▶ _Direction_
How many lines of the data include the string "Judge"? State the number and nothing else.

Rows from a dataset
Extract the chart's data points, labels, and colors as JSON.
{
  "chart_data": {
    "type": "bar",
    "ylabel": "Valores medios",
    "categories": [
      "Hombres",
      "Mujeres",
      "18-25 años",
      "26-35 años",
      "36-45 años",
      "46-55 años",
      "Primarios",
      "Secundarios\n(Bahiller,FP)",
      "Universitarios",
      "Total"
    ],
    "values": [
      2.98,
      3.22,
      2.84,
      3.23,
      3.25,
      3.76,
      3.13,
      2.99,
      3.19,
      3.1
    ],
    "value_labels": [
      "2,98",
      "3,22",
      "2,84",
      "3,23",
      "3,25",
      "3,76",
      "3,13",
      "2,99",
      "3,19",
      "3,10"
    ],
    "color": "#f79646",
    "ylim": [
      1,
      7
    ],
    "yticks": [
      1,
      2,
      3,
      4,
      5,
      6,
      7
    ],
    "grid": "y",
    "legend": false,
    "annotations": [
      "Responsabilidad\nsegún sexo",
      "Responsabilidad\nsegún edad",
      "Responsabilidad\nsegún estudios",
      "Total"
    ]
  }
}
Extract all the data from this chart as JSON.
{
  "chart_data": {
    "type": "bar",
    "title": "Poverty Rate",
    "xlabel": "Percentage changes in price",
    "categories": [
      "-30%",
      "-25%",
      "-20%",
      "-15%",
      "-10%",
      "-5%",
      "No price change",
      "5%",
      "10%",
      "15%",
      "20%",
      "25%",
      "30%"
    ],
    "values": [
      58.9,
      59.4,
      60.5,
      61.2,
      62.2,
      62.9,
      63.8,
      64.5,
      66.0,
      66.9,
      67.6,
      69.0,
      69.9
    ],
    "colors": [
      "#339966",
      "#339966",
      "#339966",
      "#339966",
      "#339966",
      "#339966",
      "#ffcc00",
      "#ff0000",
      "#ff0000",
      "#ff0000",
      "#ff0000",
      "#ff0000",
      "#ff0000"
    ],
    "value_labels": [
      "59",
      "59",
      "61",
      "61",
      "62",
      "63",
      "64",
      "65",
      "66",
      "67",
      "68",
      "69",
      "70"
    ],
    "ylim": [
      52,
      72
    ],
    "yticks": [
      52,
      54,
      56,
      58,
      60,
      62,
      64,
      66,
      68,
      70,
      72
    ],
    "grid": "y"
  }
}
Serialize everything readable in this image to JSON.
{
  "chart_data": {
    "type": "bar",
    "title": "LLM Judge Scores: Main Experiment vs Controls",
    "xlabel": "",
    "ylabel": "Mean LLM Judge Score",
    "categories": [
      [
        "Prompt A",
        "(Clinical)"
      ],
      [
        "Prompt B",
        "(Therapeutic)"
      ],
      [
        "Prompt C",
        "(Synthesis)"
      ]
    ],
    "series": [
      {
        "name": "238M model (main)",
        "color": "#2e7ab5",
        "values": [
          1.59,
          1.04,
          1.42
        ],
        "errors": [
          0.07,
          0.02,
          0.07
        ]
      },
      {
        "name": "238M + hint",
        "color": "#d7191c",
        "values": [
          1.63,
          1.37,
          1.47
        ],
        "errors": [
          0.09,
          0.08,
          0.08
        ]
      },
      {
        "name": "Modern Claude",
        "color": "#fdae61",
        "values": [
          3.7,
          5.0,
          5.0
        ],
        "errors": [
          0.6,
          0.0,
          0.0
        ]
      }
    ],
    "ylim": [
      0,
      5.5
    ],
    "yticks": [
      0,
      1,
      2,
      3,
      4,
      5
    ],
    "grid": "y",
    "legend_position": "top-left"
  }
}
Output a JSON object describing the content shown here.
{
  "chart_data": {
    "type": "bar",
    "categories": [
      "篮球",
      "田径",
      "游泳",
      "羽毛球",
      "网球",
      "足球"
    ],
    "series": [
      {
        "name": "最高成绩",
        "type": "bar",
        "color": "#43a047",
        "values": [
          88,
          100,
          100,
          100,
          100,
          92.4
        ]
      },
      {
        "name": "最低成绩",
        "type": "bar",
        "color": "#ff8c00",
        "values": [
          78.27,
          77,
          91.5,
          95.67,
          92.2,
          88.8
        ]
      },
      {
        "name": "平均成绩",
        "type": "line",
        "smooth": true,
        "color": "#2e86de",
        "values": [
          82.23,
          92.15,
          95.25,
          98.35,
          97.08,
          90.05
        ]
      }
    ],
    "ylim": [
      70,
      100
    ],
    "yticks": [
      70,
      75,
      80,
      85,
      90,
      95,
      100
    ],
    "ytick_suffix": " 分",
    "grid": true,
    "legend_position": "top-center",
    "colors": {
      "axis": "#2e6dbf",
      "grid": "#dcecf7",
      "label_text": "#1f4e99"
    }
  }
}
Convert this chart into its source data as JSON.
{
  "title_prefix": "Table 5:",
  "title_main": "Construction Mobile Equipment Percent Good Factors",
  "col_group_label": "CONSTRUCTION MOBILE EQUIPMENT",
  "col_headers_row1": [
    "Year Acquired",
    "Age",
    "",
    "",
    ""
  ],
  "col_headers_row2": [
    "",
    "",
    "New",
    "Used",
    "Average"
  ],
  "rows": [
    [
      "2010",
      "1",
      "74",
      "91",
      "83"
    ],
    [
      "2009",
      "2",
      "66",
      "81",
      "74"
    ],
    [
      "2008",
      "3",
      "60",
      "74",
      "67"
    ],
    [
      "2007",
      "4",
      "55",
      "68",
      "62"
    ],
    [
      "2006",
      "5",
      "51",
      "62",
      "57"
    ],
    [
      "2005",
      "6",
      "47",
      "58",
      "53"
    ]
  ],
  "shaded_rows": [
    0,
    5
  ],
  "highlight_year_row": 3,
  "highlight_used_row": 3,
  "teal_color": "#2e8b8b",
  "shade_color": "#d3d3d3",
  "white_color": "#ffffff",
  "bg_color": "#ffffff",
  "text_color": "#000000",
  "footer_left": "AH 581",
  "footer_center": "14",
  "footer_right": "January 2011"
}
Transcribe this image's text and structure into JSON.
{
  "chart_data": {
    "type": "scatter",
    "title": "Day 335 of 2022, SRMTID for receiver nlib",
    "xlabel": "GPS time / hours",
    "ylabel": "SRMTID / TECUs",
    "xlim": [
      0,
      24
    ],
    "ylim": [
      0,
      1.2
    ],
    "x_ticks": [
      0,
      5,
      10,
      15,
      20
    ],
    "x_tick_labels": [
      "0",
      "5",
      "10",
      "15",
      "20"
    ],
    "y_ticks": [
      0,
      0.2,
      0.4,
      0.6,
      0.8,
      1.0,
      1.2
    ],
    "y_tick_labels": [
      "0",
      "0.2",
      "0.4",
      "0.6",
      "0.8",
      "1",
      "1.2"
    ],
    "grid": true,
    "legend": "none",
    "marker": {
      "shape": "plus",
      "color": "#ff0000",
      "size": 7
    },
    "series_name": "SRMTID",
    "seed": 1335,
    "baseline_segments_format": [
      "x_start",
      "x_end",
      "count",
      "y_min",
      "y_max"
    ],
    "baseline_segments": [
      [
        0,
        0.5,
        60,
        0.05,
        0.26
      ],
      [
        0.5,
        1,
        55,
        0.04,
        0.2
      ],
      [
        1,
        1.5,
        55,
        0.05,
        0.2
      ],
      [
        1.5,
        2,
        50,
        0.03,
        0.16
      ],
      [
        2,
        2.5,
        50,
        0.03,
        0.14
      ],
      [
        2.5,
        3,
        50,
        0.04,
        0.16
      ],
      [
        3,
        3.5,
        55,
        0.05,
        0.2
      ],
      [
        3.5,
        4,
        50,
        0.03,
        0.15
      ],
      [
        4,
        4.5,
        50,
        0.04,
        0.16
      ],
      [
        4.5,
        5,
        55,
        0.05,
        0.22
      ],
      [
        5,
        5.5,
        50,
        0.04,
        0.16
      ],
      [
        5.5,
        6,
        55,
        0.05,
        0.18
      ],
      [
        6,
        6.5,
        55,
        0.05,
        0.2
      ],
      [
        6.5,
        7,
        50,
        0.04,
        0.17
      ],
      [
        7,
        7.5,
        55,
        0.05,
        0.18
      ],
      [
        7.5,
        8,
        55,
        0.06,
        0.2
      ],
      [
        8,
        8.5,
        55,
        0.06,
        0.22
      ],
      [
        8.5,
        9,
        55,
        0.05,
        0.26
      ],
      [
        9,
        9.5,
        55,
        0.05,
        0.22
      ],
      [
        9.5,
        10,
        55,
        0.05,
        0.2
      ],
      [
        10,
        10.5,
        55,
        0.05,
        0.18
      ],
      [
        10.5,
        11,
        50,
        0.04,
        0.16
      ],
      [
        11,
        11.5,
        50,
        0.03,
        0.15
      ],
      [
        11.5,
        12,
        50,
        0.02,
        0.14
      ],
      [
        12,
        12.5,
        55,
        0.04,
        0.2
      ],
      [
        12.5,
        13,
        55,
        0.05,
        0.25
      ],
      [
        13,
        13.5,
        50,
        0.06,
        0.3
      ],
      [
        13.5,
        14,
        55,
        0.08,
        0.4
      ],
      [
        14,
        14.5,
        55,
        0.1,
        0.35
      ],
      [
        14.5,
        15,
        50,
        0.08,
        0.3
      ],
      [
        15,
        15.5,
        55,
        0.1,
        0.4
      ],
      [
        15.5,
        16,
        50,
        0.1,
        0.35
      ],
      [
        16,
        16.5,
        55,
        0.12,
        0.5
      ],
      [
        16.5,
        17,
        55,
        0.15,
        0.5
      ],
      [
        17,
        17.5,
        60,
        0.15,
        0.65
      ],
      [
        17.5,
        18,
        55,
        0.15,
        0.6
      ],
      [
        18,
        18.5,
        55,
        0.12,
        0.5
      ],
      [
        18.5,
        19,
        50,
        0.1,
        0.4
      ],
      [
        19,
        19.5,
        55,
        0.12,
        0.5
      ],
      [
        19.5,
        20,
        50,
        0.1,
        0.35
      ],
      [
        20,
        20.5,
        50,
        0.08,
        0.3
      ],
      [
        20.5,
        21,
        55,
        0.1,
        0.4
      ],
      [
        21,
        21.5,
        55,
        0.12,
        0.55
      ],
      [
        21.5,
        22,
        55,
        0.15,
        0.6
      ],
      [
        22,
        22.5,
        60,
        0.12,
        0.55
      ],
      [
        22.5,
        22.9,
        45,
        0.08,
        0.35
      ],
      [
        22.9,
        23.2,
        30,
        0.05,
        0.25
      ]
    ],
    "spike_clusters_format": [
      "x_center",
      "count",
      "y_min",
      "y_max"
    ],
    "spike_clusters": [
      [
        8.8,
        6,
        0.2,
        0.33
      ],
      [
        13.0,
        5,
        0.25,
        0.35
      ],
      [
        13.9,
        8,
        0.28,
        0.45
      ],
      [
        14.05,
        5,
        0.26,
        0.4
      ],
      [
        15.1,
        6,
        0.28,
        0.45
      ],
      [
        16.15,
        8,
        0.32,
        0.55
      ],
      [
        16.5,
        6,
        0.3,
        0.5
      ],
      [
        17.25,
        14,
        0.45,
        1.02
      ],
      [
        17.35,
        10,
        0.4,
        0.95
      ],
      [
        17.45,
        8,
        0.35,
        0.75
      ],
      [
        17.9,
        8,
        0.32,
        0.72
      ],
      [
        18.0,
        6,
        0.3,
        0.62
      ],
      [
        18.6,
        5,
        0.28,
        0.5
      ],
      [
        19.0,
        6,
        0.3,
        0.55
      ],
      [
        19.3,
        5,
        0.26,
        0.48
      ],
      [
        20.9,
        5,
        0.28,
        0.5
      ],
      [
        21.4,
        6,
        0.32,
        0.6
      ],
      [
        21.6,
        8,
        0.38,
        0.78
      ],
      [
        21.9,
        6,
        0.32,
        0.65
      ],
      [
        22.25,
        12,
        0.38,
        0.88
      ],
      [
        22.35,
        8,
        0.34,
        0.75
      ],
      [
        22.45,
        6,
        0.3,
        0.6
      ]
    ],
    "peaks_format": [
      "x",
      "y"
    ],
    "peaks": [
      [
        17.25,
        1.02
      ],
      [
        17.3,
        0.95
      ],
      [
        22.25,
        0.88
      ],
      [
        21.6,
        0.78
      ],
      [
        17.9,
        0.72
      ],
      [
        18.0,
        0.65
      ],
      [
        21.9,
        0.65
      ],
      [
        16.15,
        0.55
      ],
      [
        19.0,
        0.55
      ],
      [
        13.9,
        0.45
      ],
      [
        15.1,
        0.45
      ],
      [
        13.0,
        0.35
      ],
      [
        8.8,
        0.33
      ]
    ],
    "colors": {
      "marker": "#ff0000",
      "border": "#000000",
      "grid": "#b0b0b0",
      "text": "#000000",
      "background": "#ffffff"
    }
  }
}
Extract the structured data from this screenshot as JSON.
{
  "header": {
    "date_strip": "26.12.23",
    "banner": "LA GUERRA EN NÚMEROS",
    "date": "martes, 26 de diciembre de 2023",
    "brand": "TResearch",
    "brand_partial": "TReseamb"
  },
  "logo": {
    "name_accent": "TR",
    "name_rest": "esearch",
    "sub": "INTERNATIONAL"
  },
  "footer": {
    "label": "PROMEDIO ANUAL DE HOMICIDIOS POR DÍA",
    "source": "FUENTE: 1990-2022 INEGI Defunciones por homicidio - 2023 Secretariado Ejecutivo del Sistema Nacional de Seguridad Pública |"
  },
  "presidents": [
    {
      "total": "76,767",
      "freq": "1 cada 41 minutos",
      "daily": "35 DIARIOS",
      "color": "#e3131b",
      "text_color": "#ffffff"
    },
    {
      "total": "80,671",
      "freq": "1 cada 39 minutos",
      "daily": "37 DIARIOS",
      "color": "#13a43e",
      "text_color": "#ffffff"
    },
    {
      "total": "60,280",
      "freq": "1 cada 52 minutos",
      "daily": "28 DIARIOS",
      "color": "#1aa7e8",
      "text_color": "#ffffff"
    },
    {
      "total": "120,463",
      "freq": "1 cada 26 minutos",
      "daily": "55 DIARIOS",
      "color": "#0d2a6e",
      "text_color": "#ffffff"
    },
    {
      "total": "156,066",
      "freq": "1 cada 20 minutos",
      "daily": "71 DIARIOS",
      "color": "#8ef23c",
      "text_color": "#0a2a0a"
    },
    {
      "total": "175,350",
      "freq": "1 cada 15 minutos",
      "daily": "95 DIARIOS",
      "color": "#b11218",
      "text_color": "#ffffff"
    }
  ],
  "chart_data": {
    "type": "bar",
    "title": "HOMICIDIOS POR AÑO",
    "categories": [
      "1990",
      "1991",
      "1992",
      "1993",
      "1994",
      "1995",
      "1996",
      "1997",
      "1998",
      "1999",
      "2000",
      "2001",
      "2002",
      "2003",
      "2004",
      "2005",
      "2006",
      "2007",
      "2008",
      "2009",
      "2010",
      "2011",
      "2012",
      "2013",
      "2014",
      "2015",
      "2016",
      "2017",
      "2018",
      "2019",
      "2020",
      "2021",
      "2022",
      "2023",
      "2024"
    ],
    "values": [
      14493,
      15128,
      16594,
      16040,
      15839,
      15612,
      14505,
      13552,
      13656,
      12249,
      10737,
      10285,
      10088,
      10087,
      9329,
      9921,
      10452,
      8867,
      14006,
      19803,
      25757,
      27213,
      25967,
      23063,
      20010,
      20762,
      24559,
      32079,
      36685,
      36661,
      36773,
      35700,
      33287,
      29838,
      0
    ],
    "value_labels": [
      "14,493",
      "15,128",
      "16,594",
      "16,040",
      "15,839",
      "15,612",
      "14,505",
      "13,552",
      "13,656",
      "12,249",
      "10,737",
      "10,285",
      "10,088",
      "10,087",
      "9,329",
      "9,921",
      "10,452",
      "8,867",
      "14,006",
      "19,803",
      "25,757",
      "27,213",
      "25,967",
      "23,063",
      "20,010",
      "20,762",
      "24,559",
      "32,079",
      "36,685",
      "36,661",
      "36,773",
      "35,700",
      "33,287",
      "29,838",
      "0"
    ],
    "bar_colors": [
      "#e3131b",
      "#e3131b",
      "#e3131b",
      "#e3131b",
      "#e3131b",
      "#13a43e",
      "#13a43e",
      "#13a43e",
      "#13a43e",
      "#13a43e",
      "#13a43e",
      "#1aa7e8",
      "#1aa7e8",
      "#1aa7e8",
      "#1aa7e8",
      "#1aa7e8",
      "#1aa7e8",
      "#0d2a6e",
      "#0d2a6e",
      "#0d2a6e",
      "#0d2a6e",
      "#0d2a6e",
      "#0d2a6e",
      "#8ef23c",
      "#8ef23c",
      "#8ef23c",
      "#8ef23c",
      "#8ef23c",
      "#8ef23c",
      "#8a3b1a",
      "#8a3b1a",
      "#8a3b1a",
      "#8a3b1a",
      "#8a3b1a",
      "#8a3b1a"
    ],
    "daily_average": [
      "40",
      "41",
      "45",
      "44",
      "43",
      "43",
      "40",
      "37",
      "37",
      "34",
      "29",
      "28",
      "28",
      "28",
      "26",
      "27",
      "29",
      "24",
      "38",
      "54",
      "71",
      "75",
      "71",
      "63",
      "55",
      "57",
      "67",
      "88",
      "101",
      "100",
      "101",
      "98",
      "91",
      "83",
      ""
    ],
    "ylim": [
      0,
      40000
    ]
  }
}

▶ _Worked solution_
2